# Stated task:
Copy each of the items below line for line, making no changes.

# Information given:
:::
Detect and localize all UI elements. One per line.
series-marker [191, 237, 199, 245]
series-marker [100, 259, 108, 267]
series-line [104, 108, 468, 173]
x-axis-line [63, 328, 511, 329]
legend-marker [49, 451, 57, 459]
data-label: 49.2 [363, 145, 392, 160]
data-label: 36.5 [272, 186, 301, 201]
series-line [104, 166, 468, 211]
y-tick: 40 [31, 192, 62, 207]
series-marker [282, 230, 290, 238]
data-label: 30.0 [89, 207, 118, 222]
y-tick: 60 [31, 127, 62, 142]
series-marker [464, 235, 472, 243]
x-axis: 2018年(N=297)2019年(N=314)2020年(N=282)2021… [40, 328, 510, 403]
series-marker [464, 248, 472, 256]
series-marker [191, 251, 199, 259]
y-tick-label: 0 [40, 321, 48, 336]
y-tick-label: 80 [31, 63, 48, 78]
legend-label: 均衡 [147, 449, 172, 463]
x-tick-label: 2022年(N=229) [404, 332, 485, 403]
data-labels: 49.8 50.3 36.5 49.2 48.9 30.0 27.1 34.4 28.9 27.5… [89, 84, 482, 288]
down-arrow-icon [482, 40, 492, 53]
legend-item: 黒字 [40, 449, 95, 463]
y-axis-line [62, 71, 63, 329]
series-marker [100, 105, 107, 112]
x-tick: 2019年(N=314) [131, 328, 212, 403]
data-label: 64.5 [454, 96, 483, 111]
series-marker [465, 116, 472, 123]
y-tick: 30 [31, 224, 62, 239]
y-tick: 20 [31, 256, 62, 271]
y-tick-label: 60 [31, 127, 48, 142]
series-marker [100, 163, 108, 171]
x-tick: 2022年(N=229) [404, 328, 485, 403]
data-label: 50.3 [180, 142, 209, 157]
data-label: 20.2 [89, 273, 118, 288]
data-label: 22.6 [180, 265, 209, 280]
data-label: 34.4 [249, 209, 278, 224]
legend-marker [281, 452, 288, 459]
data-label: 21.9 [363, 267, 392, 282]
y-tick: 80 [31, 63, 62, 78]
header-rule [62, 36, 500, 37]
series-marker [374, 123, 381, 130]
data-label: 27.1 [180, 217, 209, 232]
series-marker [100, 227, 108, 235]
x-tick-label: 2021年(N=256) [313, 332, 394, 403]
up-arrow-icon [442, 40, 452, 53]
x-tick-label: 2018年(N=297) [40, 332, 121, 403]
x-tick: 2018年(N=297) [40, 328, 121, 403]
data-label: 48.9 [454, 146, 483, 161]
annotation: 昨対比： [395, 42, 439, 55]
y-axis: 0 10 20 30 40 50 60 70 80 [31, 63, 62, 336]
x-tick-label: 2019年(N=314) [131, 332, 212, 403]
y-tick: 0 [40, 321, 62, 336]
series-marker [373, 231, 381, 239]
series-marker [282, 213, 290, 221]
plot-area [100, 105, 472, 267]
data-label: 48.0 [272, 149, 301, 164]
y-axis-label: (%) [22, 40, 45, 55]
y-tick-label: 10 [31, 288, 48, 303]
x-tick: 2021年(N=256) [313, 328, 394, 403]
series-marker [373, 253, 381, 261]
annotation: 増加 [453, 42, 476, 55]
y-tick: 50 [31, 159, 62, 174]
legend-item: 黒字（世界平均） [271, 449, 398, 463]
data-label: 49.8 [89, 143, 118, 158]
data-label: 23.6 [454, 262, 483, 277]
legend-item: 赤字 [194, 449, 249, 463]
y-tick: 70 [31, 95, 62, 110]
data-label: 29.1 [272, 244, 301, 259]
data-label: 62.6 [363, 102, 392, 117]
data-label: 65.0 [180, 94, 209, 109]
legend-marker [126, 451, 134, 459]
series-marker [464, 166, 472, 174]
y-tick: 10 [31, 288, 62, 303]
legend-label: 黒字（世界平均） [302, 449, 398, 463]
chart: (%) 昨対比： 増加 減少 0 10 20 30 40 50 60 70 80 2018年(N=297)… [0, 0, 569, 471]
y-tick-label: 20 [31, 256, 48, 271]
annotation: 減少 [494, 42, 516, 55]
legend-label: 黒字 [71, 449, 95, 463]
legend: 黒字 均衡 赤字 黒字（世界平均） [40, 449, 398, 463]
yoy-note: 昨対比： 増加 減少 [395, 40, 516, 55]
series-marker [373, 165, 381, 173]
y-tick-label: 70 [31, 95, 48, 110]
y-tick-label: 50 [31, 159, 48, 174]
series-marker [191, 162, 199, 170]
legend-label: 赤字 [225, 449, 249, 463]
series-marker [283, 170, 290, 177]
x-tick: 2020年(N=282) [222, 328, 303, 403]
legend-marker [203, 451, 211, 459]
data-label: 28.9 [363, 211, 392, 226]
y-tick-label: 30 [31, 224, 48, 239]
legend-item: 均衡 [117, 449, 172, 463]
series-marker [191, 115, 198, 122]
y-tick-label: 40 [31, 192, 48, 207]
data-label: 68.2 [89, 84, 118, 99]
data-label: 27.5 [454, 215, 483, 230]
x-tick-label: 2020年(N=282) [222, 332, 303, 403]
:::
# Correct output:
Detect and localize all UI elements. One per line.
series-marker [191, 237, 199, 245]
series-marker [100, 259, 108, 267]
series-line [104, 108, 468, 173]
x-axis-line [63, 328, 511, 329]
legend-marker [49, 451, 57, 459]
data-label: 49.2 [363, 145, 392, 160]
data-label: 36.5 [272, 186, 301, 201]
series-line [104, 166, 468, 211]
y-tick: 40 [31, 192, 62, 207]
series-marker [282, 230, 290, 238]
data-label: 30.0 [89, 207, 118, 222]
y-tick: 60 [31, 127, 62, 142]
series-marker [464, 235, 472, 243]
x-axis: 2018年(N=297)2019年(N=314)2020年(N=282)2021… [40, 328, 510, 403]
series-marker [464, 248, 472, 256]
series-marker [191, 251, 199, 259]
y-tick-label: 0 [40, 321, 48, 336]
y-tick-label: 80 [31, 63, 48, 78]
legend-label: 均衡 [147, 449, 172, 463]
x-tick-label: 2022年(N=229) [404, 332, 485, 403]
data-labels: 49.8 50.3 36.5 49.2 48.9 30.0 27.1 34.4 28.9 27.5… [89, 84, 482, 288]
down-arrow-icon [482, 40, 492, 53]
legend-item: 黒字 [40, 449, 95, 463]
y-axis-line [62, 71, 63, 329]
series-marker [100, 105, 107, 112]
x-tick: 2019年(N=314) [131, 328, 212, 403]
data-label: 64.5 [454, 96, 483, 111]
series-marker [465, 116, 472, 123]
y-tick: 30 [31, 224, 62, 239]
y-tick: 20 [31, 256, 62, 271]
y-tick-label: 60 [31, 127, 48, 142]
series-marker [100, 163, 108, 171]
x-tick: 2022年(N=229) [404, 328, 485, 403]
data-label: 50.3 [180, 142, 209, 157]
data-label: 20.2 [89, 273, 118, 288]
data-label: 22.6 [180, 265, 209, 280]
data-label: 34.4 [249, 209, 278, 224]
legend-marker [281, 452, 288, 459]
data-label: 21.9 [363, 267, 392, 282]
y-tick: 80 [31, 63, 62, 78]
header-rule [62, 36, 500, 37]
series-marker [374, 123, 381, 130]
data-label: 27.1 [180, 217, 209, 232]
series-marker [100, 227, 108, 235]
x-tick-label: 2021年(N=256) [313, 332, 394, 403]
up-arrow-icon [442, 40, 452, 53]
x-tick-label: 2018年(N=297) [40, 332, 121, 403]
x-tick: 2018年(N=297) [40, 328, 121, 403]
data-label: 48.9 [454, 146, 483, 161]
annotation: 昨対比： [395, 42, 439, 55]
y-axis: 0 10 20 30 40 50 60 70 80 [31, 63, 62, 336]
x-tick-label: 2019年(N=314) [131, 332, 212, 403]
y-tick: 0 [40, 321, 62, 336]
series-marker [373, 231, 381, 239]
series-marker [282, 213, 290, 221]
plot-area [100, 105, 472, 267]
data-label: 48.0 [272, 149, 301, 164]
y-axis-label: (%) [22, 40, 45, 55]
y-tick-label: 10 [31, 288, 48, 303]
x-tick: 2021年(N=256) [313, 328, 394, 403]
series-marker [373, 253, 381, 261]
annotation: 増加 [453, 42, 476, 55]
y-tick: 50 [31, 159, 62, 174]
legend-item: 黒字（世界平均） [271, 449, 398, 463]
data-label: 49.8 [89, 143, 118, 158]
data-label: 23.6 [454, 262, 483, 277]
legend-item: 赤字 [194, 449, 249, 463]
y-tick: 70 [31, 95, 62, 110]
data-label: 29.1 [272, 244, 301, 259]
data-label: 62.6 [363, 102, 392, 117]
data-label: 65.0 [180, 94, 209, 109]
legend-marker [126, 451, 134, 459]
series-marker [464, 166, 472, 174]
y-tick: 10 [31, 288, 62, 303]
legend-label: 黒字（世界平均） [302, 449, 398, 463]
chart: (%) 昨対比： 増加 減少 0 10 20 30 40 50 60 70 80 2018年(N=297)… [0, 0, 569, 471]
y-tick-label: 20 [31, 256, 48, 271]
annotation: 減少 [494, 42, 516, 55]
legend-label: 黒字 [71, 449, 95, 463]
legend: 黒字 均衡 赤字 黒字（世界平均） [40, 449, 398, 463]
yoy-note: 昨対比： 増加 減少 [395, 40, 516, 55]
series-marker [373, 165, 381, 173]
y-tick-label: 70 [31, 95, 48, 110]
y-tick-label: 50 [31, 159, 48, 174]
series-marker [191, 162, 199, 170]
legend-label: 赤字 [225, 449, 249, 463]
series-marker [283, 170, 290, 177]
x-tick: 2020年(N=282) [222, 328, 303, 403]
legend-marker [203, 451, 211, 459]
data-label: 28.9 [363, 211, 392, 226]
y-tick-label: 30 [31, 224, 48, 239]
legend-item: 均衡 [117, 449, 172, 463]
series-marker [191, 115, 198, 122]
y-tick-label: 40 [31, 192, 48, 207]
data-label: 68.2 [89, 84, 118, 99]
data-label: 27.5 [454, 215, 483, 230]
x-tick-label: 2020年(N=282) [222, 332, 303, 403]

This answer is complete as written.